▶ **WHAT YOU SHOULD DO**:
Copy out the entries below precisely; nothing is to be omitted.

- - - - -

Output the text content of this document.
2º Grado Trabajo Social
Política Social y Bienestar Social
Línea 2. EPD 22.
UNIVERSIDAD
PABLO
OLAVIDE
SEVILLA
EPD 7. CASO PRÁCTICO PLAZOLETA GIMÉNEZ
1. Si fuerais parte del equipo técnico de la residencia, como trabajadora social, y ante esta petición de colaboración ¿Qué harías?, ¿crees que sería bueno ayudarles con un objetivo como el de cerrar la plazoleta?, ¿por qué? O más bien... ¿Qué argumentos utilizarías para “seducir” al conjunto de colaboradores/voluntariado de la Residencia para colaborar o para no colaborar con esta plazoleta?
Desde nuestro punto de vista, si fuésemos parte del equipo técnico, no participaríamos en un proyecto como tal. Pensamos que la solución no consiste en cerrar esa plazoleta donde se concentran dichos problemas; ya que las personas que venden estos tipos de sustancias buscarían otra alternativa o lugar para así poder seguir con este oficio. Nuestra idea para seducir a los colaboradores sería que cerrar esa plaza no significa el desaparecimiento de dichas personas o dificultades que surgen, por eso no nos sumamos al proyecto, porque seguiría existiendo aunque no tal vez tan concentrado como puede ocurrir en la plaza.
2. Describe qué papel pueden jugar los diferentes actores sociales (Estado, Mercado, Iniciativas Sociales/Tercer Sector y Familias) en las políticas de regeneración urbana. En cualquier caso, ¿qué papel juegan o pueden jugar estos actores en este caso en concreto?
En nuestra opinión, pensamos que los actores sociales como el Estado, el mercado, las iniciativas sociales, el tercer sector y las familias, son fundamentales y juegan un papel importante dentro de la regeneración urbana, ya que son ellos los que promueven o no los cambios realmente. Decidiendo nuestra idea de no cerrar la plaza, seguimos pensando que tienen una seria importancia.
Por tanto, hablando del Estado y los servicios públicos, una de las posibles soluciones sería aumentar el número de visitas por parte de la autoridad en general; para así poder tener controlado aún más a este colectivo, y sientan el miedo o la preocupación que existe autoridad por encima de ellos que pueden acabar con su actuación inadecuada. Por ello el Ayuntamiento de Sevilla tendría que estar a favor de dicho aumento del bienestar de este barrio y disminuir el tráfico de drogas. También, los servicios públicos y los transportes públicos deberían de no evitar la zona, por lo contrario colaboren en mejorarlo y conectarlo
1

- - - - -

▶ **ANSWER FOR THIS EXERCISE**:
Output the text content of this document.
2º Grado Trabajo Social
Política Social y Bienestar Social
Línea 2. EPD 22.
UNIVERSIDAD
PABLO
OLAVIDE
SEVILLA
EPD 7. CASO PRÁCTICO PLAZOLETA GIMÉNEZ
1. Si fuerais parte del equipo técnico de la residencia, como trabajadora social, y ante esta petición de colaboración ¿Qué harías?, ¿crees que sería bueno ayudarles con un objetivo como el de cerrar la plazoleta?, ¿por qué? O más bien... ¿Qué argumentos utilizarías para “seducir” al conjunto de colaboradores/voluntariado de la Residencia para colaborar o para no colaborar con esta plazoleta?
Desde nuestro punto de vista, si fuésemos parte del equipo técnico, no participaríamos en un proyecto como tal. Pensamos que la solución no consiste en cerrar esa plazoleta donde se concentran dichos problemas; ya que las personas que venden estos tipos de sustancias buscarían otra alternativa o lugar para así poder seguir con este oficio. Nuestra idea para seducir a los colaboradores sería que cerrar esa plaza no significa el desaparecimiento de dichas personas o dificultades que surgen, por eso no nos sumamos al proyecto, porque seguiría existiendo aunque no tal vez tan concentrado como puede ocurrir en la plaza.
2. Describe qué papel pueden jugar los diferentes actores sociales (Estado, Mercado, Iniciativas Sociales/Tercer Sector y Familias) en las políticas de regeneración urbana. En cualquier caso, ¿qué papel juegan o pueden jugar estos actores en este caso en concreto?
En nuestra opinión, pensamos que los actores sociales como el Estado, el mercado, las iniciativas sociales, el tercer sector y las familias, son fundamentales y juegan un papel importante dentro de la regeneración urbana, ya que son ellos los que promueven o no los cambios realmente. Decidiendo nuestra idea de no cerrar la plaza, seguimos pensando que tienen una seria importancia.
Por tanto, hablando del Estado y los servicios públicos, una de las posibles soluciones sería aumentar el número de visitas por parte de la autoridad en general; para así poder tener controlado aún más a este colectivo, y sientan el miedo o la preocupación que existe autoridad por encima de ellos que pueden acabar con su actuación inadecuada. Por ello el Ayuntamiento de Sevilla tendría que estar a favor de dicho aumento del bienestar de este barrio y disminuir el tráfico de drogas. También, los servicios públicos y los transportes públicos deberían de no evitar la zona, por lo contrario colaboren en mejorarlo y conectarlo
1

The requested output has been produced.